┌─ Stored data
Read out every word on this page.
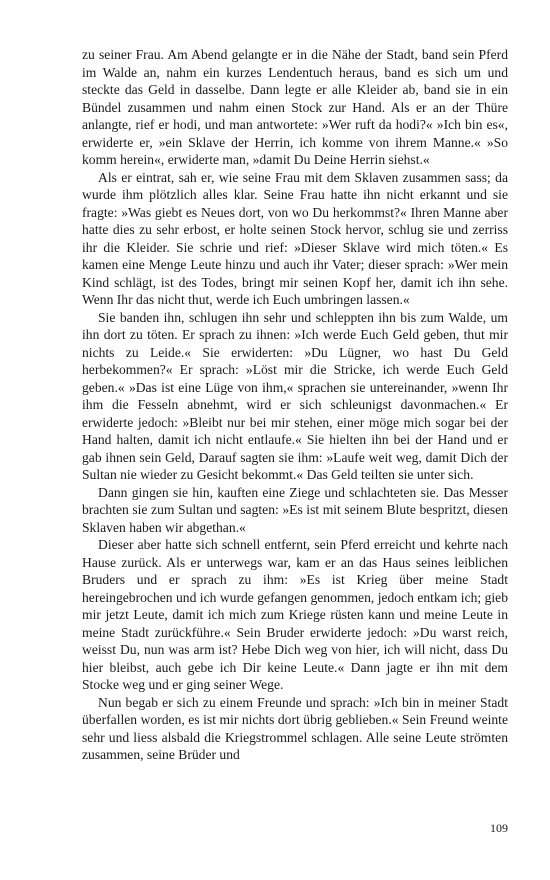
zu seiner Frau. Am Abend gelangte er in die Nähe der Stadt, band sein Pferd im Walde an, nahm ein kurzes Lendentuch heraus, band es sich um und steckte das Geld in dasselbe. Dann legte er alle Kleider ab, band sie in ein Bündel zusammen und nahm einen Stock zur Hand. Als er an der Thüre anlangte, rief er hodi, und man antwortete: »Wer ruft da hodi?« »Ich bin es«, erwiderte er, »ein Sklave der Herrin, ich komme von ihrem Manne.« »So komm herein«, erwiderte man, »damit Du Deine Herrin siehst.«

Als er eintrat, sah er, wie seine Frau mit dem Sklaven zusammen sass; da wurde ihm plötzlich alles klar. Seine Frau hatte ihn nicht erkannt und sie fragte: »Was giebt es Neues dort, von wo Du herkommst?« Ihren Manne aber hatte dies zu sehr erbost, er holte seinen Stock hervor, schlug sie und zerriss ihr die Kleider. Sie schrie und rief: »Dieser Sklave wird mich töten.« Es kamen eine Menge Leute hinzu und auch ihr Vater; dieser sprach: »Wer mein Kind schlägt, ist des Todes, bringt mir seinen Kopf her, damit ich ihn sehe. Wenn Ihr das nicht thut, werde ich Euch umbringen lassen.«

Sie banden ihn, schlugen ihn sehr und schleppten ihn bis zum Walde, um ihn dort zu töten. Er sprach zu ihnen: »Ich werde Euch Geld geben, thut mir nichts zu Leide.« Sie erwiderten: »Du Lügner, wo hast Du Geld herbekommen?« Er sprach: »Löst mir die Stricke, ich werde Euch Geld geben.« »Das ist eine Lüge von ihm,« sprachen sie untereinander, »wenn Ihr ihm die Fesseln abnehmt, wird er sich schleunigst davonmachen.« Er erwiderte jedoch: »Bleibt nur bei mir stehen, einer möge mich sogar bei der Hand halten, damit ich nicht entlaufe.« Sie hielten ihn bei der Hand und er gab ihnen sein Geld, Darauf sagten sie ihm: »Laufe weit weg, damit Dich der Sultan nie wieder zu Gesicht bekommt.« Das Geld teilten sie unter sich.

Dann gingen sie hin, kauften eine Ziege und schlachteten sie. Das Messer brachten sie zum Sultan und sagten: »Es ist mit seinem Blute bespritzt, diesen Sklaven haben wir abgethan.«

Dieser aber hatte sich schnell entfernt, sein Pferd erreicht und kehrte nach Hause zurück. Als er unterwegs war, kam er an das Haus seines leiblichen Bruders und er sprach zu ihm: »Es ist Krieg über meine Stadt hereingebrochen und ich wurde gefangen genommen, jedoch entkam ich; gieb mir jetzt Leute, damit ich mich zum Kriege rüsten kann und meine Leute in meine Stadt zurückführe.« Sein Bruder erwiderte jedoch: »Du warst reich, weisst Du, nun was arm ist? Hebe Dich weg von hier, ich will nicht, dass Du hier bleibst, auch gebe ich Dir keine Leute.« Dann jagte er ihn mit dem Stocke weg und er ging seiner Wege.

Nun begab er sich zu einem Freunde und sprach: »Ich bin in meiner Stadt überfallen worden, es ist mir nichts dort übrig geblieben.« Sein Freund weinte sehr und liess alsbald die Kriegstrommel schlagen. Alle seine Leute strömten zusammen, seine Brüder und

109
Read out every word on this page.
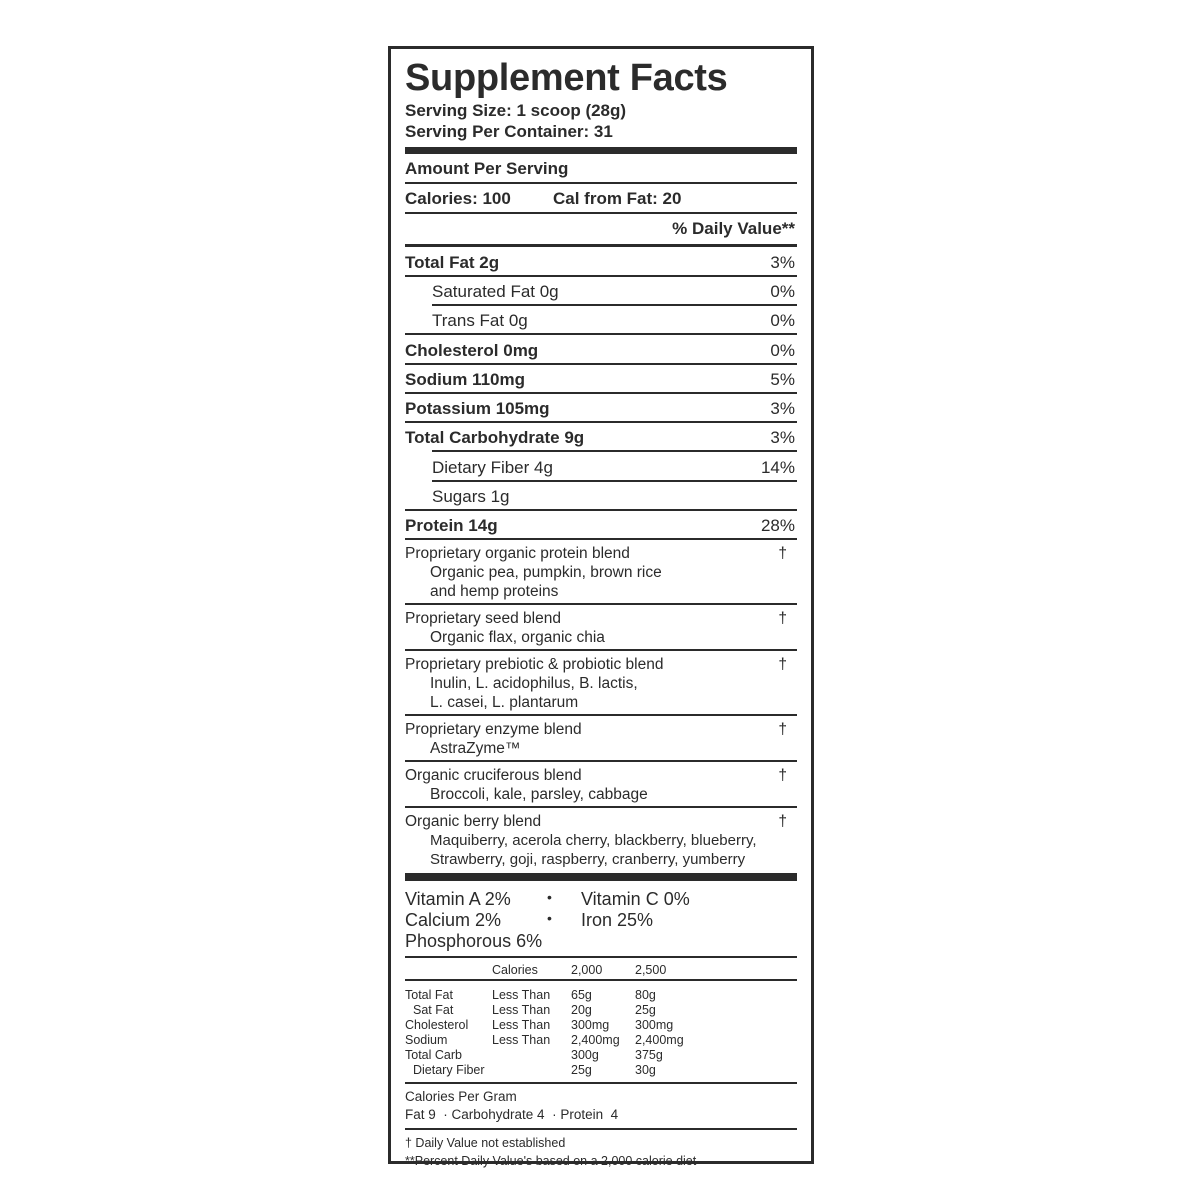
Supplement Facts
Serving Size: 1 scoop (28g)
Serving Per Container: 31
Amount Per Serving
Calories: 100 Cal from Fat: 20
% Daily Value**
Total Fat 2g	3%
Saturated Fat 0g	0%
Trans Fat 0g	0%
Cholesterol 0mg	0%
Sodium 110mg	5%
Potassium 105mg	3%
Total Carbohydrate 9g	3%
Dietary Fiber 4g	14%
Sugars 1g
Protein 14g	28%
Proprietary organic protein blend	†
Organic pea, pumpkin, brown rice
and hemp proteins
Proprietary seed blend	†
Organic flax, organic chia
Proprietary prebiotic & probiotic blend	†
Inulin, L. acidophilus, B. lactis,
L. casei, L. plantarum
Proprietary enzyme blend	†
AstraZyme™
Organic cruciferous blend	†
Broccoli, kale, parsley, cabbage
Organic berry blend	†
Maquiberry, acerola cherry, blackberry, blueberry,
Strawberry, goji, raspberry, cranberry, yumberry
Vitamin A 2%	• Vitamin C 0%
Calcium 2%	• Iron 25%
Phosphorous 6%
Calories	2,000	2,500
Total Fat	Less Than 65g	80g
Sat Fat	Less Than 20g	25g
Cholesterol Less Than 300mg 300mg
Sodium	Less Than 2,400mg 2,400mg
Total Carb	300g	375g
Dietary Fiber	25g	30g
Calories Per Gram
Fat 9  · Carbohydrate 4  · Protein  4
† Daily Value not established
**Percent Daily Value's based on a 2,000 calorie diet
└─
Assignment: In your copy, every entry above must match word for word, and no picture may appear.

Answer to this task:
Read out every word on this page.
zu seiner Frau. Am Abend gelangte er in die Nähe der Stadt, band sein Pferd im Walde an, nahm ein kurzes Lendentuch heraus, band es sich um und steckte das Geld in dasselbe. Dann legte er alle Kleider ab, band sie in ein Bündel zusammen und nahm einen Stock zur Hand. Als er an der Thüre anlangte, rief er hodi, und man antwortete: »Wer ruft da hodi?« »Ich bin es«, erwiderte er, »ein Sklave der Herrin, ich komme von ihrem Manne.« »So komm herein«, erwiderte man, »damit Du Deine Herrin siehst.«

Als er eintrat, sah er, wie seine Frau mit dem Sklaven zusammen sass; da wurde ihm plötzlich alles klar. Seine Frau hatte ihn nicht erkannt und sie fragte: »Was giebt es Neues dort, von wo Du herkommst?« Ihren Manne aber hatte dies zu sehr erbost, er holte seinen Stock hervor, schlug sie und zerriss ihr die Kleider. Sie schrie und rief: »Dieser Sklave wird mich töten.« Es kamen eine Menge Leute hinzu und auch ihr Vater; dieser sprach: »Wer mein Kind schlägt, ist des Todes, bringt mir seinen Kopf her, damit ich ihn sehe. Wenn Ihr das nicht thut, werde ich Euch umbringen lassen.«

Sie banden ihn, schlugen ihn sehr und schleppten ihn bis zum Walde, um ihn dort zu töten. Er sprach zu ihnen: »Ich werde Euch Geld geben, thut mir nichts zu Leide.« Sie erwiderten: »Du Lügner, wo hast Du Geld herbekommen?« Er sprach: »Löst mir die Stricke, ich werde Euch Geld geben.« »Das ist eine Lüge von ihm,« sprachen sie untereinander, »wenn Ihr ihm die Fesseln abnehmt, wird er sich schleunigst davonmachen.« Er erwiderte jedoch: »Bleibt nur bei mir stehen, einer möge mich sogar bei der Hand halten, damit ich nicht entlaufe.« Sie hielten ihn bei der Hand und er gab ihnen sein Geld, Darauf sagten sie ihm: »Laufe weit weg, damit Dich der Sultan nie wieder zu Gesicht bekommt.« Das Geld teilten sie unter sich.

Dann gingen sie hin, kauften eine Ziege und schlachteten sie. Das Messer brachten sie zum Sultan und sagten: »Es ist mit seinem Blute bespritzt, diesen Sklaven haben wir abgethan.«

Dieser aber hatte sich schnell entfernt, sein Pferd erreicht und kehrte nach Hause zurück. Als er unterwegs war, kam er an das Haus seines leiblichen Bruders und er sprach zu ihm: »Es ist Krieg über meine Stadt hereingebrochen und ich wurde gefangen genommen, jedoch entkam ich; gieb mir jetzt Leute, damit ich mich zum Kriege rüsten kann und meine Leute in meine Stadt zurückführe.« Sein Bruder erwiderte jedoch: »Du warst reich, weisst Du, nun was arm ist? Hebe Dich weg von hier, ich will nicht, dass Du hier bleibst, auch gebe ich Dir keine Leute.« Dann jagte er ihn mit dem Stocke weg und er ging seiner Wege.

Nun begab er sich zu einem Freunde und sprach: »Ich bin in meiner Stadt überfallen worden, es ist mir nichts dort übrig geblieben.« Sein Freund weinte sehr und liess alsbald die Kriegstrommel schlagen. Alle seine Leute strömten zusammen, seine Brüder und

109
Read out every word on this page.
Supplement Facts
Serving Size: 1 scoop (28g)
Serving Per Container: 31
Amount Per Serving
Calories: 100 Cal from Fat: 20
% Daily Value**
Total Fat 2g	3%
Saturated Fat 0g	0%
Trans Fat 0g	0%
Cholesterol 0mg	0%
Sodium 110mg	5%
Potassium 105mg	3%
Total Carbohydrate 9g	3%
Dietary Fiber 4g	14%
Sugars 1g
Protein 14g	28%
Proprietary organic protein blend	†
Organic pea, pumpkin, brown rice
and hemp proteins
Proprietary seed blend	†
Organic flax, organic chia
Proprietary prebiotic & probiotic blend	†
Inulin, L. acidophilus, B. lactis,
L. casei, L. plantarum
Proprietary enzyme blend	†
AstraZyme™
Organic cruciferous blend	†
Broccoli, kale, parsley, cabbage
Organic berry blend	†
Maquiberry, acerola cherry, blackberry, blueberry,
Strawberry, goji, raspberry, cranberry, yumberry
Vitamin A 2%	• Vitamin C 0%
Calcium 2%	• Iron 25%
Phosphorous 6%
Calories	2,000	2,500
Total Fat	Less Than 65g	80g
Sat Fat	Less Than 20g	25g
Cholesterol Less Than 300mg 300mg
Sodium	Less Than 2,400mg 2,400mg
Total Carb	300g	375g
Dietary Fiber	25g	30g
Calories Per Gram
Fat 9  · Carbohydrate 4  · Protein  4
† Daily Value not established
**Percent Daily Value's based on a 2,000 calorie diet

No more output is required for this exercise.